**YOUR GOAL**
Transcribe each record below word for word.

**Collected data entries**
——
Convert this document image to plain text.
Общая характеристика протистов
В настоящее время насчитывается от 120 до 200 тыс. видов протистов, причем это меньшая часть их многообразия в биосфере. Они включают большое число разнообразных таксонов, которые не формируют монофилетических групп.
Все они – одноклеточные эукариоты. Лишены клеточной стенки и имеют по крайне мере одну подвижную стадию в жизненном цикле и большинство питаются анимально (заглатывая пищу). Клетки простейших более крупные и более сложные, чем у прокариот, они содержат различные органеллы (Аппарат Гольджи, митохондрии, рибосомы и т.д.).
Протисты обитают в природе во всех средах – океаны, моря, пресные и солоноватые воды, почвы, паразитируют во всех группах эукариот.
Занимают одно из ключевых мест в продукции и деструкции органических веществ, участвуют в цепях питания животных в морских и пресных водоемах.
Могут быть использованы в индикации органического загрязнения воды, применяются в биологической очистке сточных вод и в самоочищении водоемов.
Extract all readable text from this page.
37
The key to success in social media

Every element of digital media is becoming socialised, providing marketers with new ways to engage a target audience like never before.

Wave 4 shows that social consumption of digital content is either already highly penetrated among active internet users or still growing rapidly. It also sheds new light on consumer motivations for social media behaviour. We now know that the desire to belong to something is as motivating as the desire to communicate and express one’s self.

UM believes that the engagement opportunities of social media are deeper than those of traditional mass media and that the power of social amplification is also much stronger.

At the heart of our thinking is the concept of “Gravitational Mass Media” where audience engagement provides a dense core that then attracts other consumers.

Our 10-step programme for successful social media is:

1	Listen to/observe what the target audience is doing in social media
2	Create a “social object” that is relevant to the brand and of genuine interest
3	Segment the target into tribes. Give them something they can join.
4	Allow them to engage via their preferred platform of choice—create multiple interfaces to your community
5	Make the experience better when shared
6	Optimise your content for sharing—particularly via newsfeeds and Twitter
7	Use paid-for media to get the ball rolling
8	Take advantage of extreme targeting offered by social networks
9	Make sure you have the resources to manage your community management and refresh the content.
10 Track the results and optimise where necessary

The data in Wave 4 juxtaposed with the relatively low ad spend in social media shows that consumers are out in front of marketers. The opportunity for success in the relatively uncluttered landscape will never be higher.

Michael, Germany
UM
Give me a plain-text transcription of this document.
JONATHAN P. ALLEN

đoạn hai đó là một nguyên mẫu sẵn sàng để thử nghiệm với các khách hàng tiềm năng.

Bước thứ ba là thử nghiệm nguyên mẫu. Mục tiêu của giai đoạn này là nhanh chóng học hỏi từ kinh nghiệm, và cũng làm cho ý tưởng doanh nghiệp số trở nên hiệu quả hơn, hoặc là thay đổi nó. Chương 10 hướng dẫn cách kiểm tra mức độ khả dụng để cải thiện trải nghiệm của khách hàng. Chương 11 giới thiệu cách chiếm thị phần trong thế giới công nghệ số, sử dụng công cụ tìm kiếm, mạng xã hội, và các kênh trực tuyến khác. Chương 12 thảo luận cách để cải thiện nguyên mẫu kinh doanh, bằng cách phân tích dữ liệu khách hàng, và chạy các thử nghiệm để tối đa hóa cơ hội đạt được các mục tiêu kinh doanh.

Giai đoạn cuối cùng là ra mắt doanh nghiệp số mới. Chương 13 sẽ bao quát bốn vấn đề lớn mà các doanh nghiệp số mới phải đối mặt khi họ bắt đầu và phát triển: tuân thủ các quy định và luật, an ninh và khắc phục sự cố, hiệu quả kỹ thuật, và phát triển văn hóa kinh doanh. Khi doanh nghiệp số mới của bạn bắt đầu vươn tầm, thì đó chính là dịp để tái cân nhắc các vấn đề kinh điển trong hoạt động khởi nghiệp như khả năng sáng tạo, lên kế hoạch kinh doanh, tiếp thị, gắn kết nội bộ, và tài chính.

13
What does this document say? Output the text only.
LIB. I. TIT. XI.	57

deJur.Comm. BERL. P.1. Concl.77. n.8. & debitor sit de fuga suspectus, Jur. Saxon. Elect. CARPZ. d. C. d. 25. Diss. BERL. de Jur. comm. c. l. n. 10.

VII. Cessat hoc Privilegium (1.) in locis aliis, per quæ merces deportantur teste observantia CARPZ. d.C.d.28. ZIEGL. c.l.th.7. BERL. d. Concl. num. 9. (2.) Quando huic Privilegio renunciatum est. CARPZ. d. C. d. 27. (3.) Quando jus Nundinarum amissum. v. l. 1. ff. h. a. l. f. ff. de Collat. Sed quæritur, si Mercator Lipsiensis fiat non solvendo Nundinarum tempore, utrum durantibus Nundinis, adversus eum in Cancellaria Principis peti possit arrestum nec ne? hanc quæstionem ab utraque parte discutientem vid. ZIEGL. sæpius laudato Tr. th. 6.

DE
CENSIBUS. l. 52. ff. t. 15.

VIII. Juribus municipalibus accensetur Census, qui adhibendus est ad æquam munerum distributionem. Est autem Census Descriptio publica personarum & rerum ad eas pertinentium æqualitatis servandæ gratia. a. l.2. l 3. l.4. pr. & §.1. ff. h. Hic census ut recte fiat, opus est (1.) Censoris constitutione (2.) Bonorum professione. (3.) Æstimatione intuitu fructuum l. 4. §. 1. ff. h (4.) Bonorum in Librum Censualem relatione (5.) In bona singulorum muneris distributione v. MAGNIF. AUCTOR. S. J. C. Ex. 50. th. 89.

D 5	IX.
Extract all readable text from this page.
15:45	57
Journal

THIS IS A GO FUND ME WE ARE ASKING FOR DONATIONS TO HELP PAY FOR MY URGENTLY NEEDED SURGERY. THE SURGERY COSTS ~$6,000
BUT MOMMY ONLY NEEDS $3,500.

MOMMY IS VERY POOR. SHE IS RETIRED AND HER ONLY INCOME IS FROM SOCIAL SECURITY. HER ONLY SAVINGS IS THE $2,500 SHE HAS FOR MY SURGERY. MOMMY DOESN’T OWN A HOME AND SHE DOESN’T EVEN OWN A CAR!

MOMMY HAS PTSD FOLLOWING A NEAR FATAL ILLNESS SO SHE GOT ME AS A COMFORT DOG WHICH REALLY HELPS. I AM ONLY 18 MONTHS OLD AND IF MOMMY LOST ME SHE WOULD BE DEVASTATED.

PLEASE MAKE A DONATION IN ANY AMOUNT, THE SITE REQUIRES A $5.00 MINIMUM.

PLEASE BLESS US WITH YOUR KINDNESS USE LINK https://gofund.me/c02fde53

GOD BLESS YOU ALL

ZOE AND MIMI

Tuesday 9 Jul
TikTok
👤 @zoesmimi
——
**TASK OUTPUT**
Convert this document image to plain text.
Общая характеристика протистов
В настоящее время насчитывается от 120 до 200 тыс. видов протистов, причем это меньшая часть их многообразия в биосфере. Они включают большое число разнообразных таксонов, которые не формируют монофилетических групп.
Все они – одноклеточные эукариоты. Лишены клеточной стенки и имеют по крайне мере одну подвижную стадию в жизненном цикле и большинство питаются анимально (заглатывая пищу). Клетки простейших более крупные и более сложные, чем у прокариот, они содержат различные органеллы (Аппарат Гольджи, митохондрии, рибосомы и т.д.).
Протисты обитают в природе во всех средах – океаны, моря, пресные и солоноватые воды, почвы, паразитируют во всех группах эукариот.
Занимают одно из ключевых мест в продукции и деструкции органических веществ, участвуют в цепях питания животных в морских и пресных водоемах.
Могут быть использованы в индикации органического загрязнения воды, применяются в биологической очистке сточных вод и в самоочищении водоемов.
Extract all readable text from this page.
37
The key to success in social media

Every element of digital media is becoming socialised, providing marketers with new ways to engage a target audience like never before.

Wave 4 shows that social consumption of digital content is either already highly penetrated among active internet users or still growing rapidly. It also sheds new light on consumer motivations for social media behaviour. We now know that the desire to belong to something is as motivating as the desire to communicate and express one’s self.

UM believes that the engagement opportunities of social media are deeper than those of traditional mass media and that the power of social amplification is also much stronger.

At the heart of our thinking is the concept of “Gravitational Mass Media” where audience engagement provides a dense core that then attracts other consumers.

Our 10-step programme for successful social media is:

1	Listen to/observe what the target audience is doing in social media
2	Create a “social object” that is relevant to the brand and of genuine interest
3	Segment the target into tribes. Give them something they can join.
4	Allow them to engage via their preferred platform of choice—create multiple interfaces to your community
5	Make the experience better when shared
6	Optimise your content for sharing—particularly via newsfeeds and Twitter
7	Use paid-for media to get the ball rolling
8	Take advantage of extreme targeting offered by social networks
9	Make sure you have the resources to manage your community management and refresh the content.
10 Track the results and optimise where necessary

The data in Wave 4 juxtaposed with the relatively low ad spend in social media shows that consumers are out in front of marketers. The opportunity for success in the relatively uncluttered landscape will never be higher.

Michael, Germany
UM
Give me a plain-text transcription of this document.
JONATHAN P. ALLEN

đoạn hai đó là một nguyên mẫu sẵn sàng để thử nghiệm với các khách hàng tiềm năng.

Bước thứ ba là thử nghiệm nguyên mẫu. Mục tiêu của giai đoạn này là nhanh chóng học hỏi từ kinh nghiệm, và cũng làm cho ý tưởng doanh nghiệp số trở nên hiệu quả hơn, hoặc là thay đổi nó. Chương 10 hướng dẫn cách kiểm tra mức độ khả dụng để cải thiện trải nghiệm của khách hàng. Chương 11 giới thiệu cách chiếm thị phần trong thế giới công nghệ số, sử dụng công cụ tìm kiếm, mạng xã hội, và các kênh trực tuyến khác. Chương 12 thảo luận cách để cải thiện nguyên mẫu kinh doanh, bằng cách phân tích dữ liệu khách hàng, và chạy các thử nghiệm để tối đa hóa cơ hội đạt được các mục tiêu kinh doanh.

Giai đoạn cuối cùng là ra mắt doanh nghiệp số mới. Chương 13 sẽ bao quát bốn vấn đề lớn mà các doanh nghiệp số mới phải đối mặt khi họ bắt đầu và phát triển: tuân thủ các quy định và luật, an ninh và khắc phục sự cố, hiệu quả kỹ thuật, và phát triển văn hóa kinh doanh. Khi doanh nghiệp số mới của bạn bắt đầu vươn tầm, thì đó chính là dịp để tái cân nhắc các vấn đề kinh điển trong hoạt động khởi nghiệp như khả năng sáng tạo, lên kế hoạch kinh doanh, tiếp thị, gắn kết nội bộ, và tài chính.

13
What does this document say? Output the text only.
LIB. I. TIT. XI.	57

deJur.Comm. BERL. P.1. Concl.77. n.8. & debitor sit de fuga suspectus, Jur. Saxon. Elect. CARPZ. d. C. d. 25. Diss. BERL. de Jur. comm. c. l. n. 10.

VII. Cessat hoc Privilegium (1.) in locis aliis, per quæ merces deportantur teste observantia CARPZ. d.C.d.28. ZIEGL. c.l.th.7. BERL. d. Concl. num. 9. (2.) Quando huic Privilegio renunciatum est. CARPZ. d. C. d. 27. (3.) Quando jus Nundinarum amissum. v. l. 1. ff. h. a. l. f. ff. de Collat. Sed quæritur, si Mercator Lipsiensis fiat non solvendo Nundinarum tempore, utrum durantibus Nundinis, adversus eum in Cancellaria Principis peti possit arrestum nec ne? hanc quæstionem ab utraque parte discutientem vid. ZIEGL. sæpius laudato Tr. th. 6.

DE
CENSIBUS. l. 52. ff. t. 15.

VIII. Juribus municipalibus accensetur Census, qui adhibendus est ad æquam munerum distributionem. Est autem Census Descriptio publica personarum & rerum ad eas pertinentium æqualitatis servandæ gratia. a. l.2. l 3. l.4. pr. & §.1. ff. h. Hic census ut recte fiat, opus est (1.) Censoris constitutione (2.) Bonorum professione. (3.) Æstimatione intuitu fructuum l. 4. §. 1. ff. h (4.) Bonorum in Librum Censualem relatione (5.) In bona singulorum muneris distributione v. MAGNIF. AUCTOR. S. J. C. Ex. 50. th. 89.

D 5	IX.
Extract all readable text from this page.
15:45	57
Journal

THIS IS A GO FUND ME WE ARE ASKING FOR DONATIONS TO HELP PAY FOR MY URGENTLY NEEDED SURGERY. THE SURGERY COSTS ~$6,000
BUT MOMMY ONLY NEEDS $3,500.

MOMMY IS VERY POOR. SHE IS RETIRED AND HER ONLY INCOME IS FROM SOCIAL SECURITY. HER ONLY SAVINGS IS THE $2,500 SHE HAS FOR MY SURGERY. MOMMY DOESN’T OWN A HOME AND SHE DOESN’T EVEN OWN A CAR!

MOMMY HAS PTSD FOLLOWING A NEAR FATAL ILLNESS SO SHE GOT ME AS A COMFORT DOG WHICH REALLY HELPS. I AM ONLY 18 MONTHS OLD AND IF MOMMY LOST ME SHE WOULD BE DEVASTATED.

PLEASE MAKE A DONATION IN ANY AMOUNT, THE SITE REQUIRES A $5.00 MINIMUM.

PLEASE BLESS US WITH YOUR KINDNESS USE LINK https://gofund.me/c02fde53

GOD BLESS YOU ALL

ZOE AND MIMI

Tuesday 9 Jul
TikTok
👤 @zoesmimi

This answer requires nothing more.